Records contained in a dataset:
....................

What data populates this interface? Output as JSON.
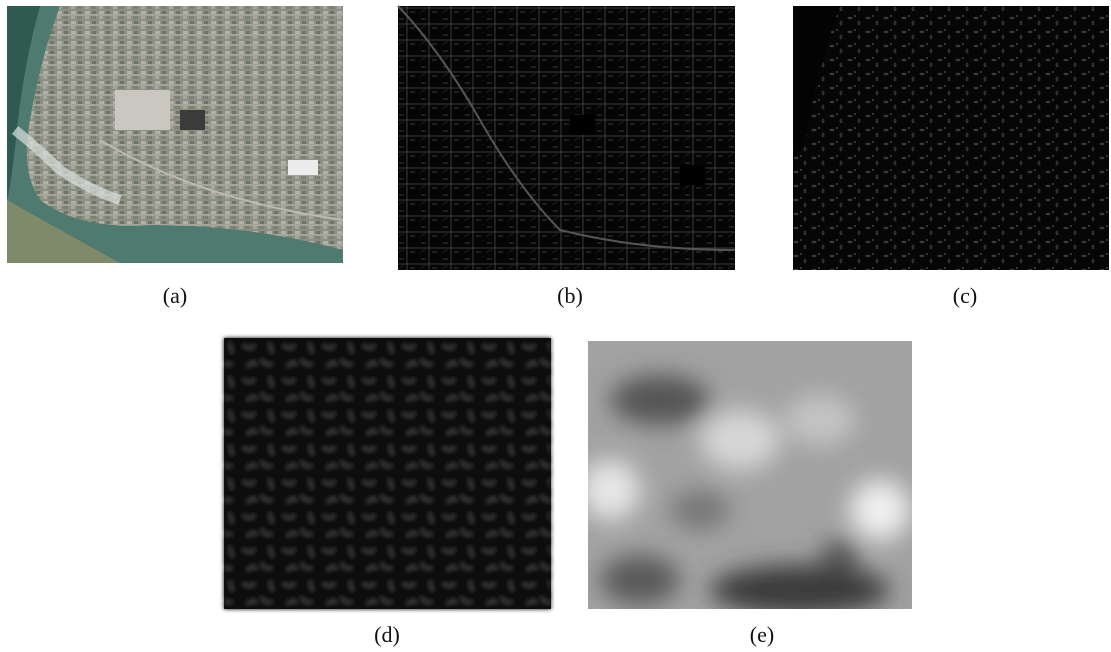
{
  "figure": {
    "panels": [
      {
        "label": "(a)"
      },
      {
        "label": "(b)"
      },
      {
        "label": "(c)"
      },
      {
        "label": "(d)"
      },
      {
        "label": "(e)"
      }
    ]
  }
}
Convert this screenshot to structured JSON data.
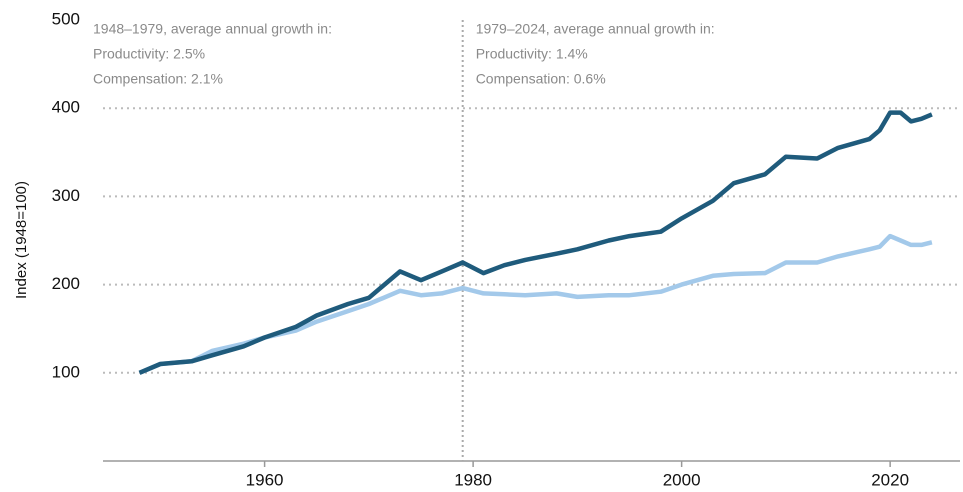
{
  "chart_data": {
    "type": "line",
    "y_label": "Index (1948=100)",
    "annotations": [
      [
        "1948–1979, average annual growth in:",
        "Productivity: 2.5%",
        "Compensation: 2.1%"
      ],
      [
        "1979–2024, average annual growth in:",
        "Productivity: 1.4%",
        "Compensation: 0.6%"
      ]
    ],
    "divider": 1979,
    "x": [
      1948,
      1950,
      1953,
      1955,
      1958,
      1960,
      1963,
      1965,
      1968,
      1970,
      1973,
      1975,
      1977,
      1979,
      1981,
      1983,
      1985,
      1988,
      1990,
      1993,
      1995,
      1998,
      2000,
      2003,
      2005,
      2008,
      2010,
      2013,
      2015,
      2018,
      2019,
      2020,
      2021,
      2022,
      2023,
      2024
    ],
    "series": [
      {
        "color": "#1f5b7c",
        "values": [
          100,
          110,
          113,
          120,
          130,
          140,
          152,
          165,
          178,
          185,
          215,
          205,
          215,
          225,
          213,
          222,
          228,
          235,
          240,
          250,
          255,
          260,
          275,
          295,
          315,
          325,
          345,
          343,
          355,
          365,
          375,
          395,
          395,
          385,
          388,
          393
        ]
      },
      {
        "color": "#a3c9ea",
        "values": [
          100,
          110,
          113,
          125,
          133,
          140,
          148,
          158,
          170,
          178,
          193,
          188,
          190,
          196,
          190,
          189,
          188,
          190,
          186,
          188,
          188,
          192,
          200,
          210,
          212,
          213,
          225,
          225,
          232,
          240,
          243,
          255,
          250,
          245,
          245,
          248
        ]
      }
    ],
    "xlim": [
      1944.5,
      2026.7
    ],
    "ylim": [
      0,
      500
    ],
    "xticks": [
      1960,
      1980,
      2000,
      2020
    ],
    "yticks": [
      100,
      200,
      300,
      400,
      500
    ],
    "grid": true
  }
}
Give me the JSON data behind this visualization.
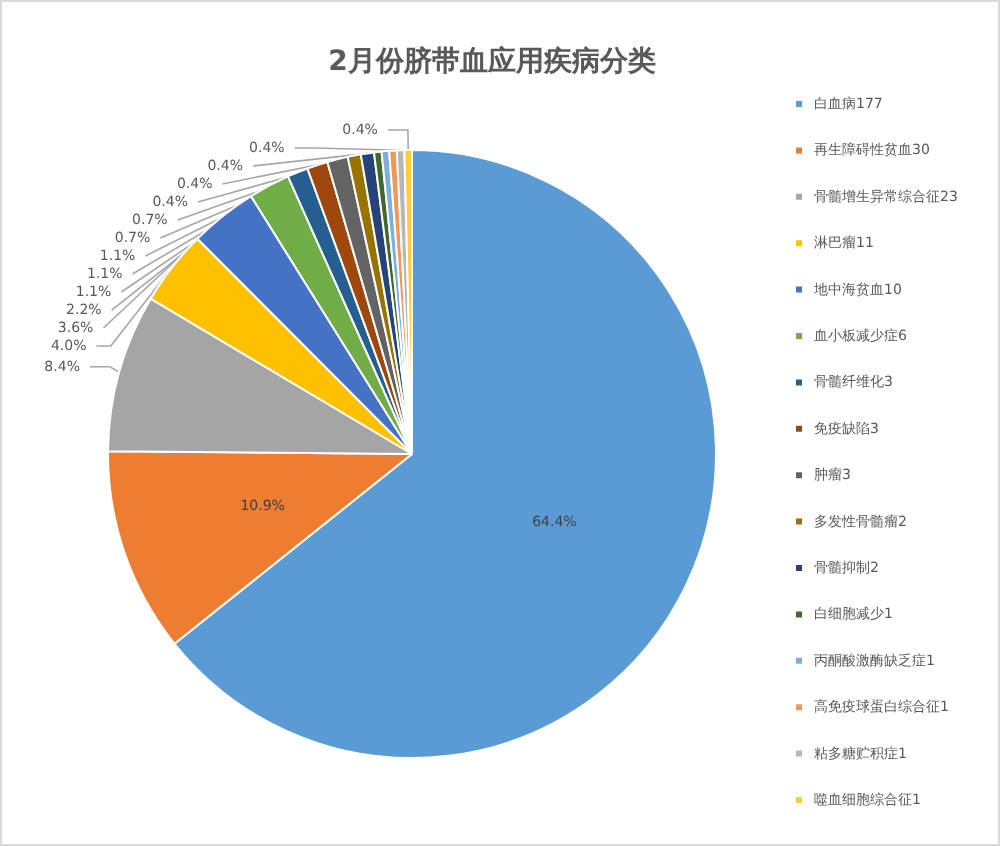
{
  "chart_data": {
    "type": "pie",
    "title": "2月份脐带血应用疾病分类",
    "categories": [
      "白血病177",
      "再生障碍性贫血30",
      "骨髓增生异常综合征23",
      "淋巴瘤11",
      "地中海贫血10",
      "血小板减少症6",
      "骨髓纤维化3",
      "免疫缺陷3",
      "肿瘤3",
      "多发性骨髓瘤2",
      "骨髓抑制2",
      "白细胞减少1",
      "丙酮酸激酶缺乏症1",
      "高免疫球蛋白综合征1",
      "粘多糖贮积症1",
      "噬血细胞综合征1"
    ],
    "values": [
      64.4,
      10.9,
      8.4,
      4.0,
      3.6,
      2.2,
      1.1,
      1.1,
      1.1,
      0.7,
      0.7,
      0.4,
      0.4,
      0.4,
      0.4,
      0.4
    ],
    "value_labels": [
      "64.4%",
      "10.9%",
      "8.4%",
      "4.0%",
      "3.6%",
      "2.2%",
      "1.1%",
      "1.1%",
      "1.1%",
      "0.7%",
      "0.7%",
      "0.4%",
      "0.4%",
      "0.4%",
      "0.4%",
      "0.4%"
    ],
    "colors": [
      "#5b9bd5",
      "#ed7d31",
      "#a5a5a5",
      "#ffc000",
      "#4472c4",
      "#70ad47",
      "#255e91",
      "#9e480e",
      "#636363",
      "#997300",
      "#264478",
      "#43682b",
      "#7cafdd",
      "#f1975a",
      "#b7b7b7",
      "#ffcd33"
    ],
    "legend": "right"
  }
}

....................

From the listing, tally every line with the word "this" in it and give only the tally.

3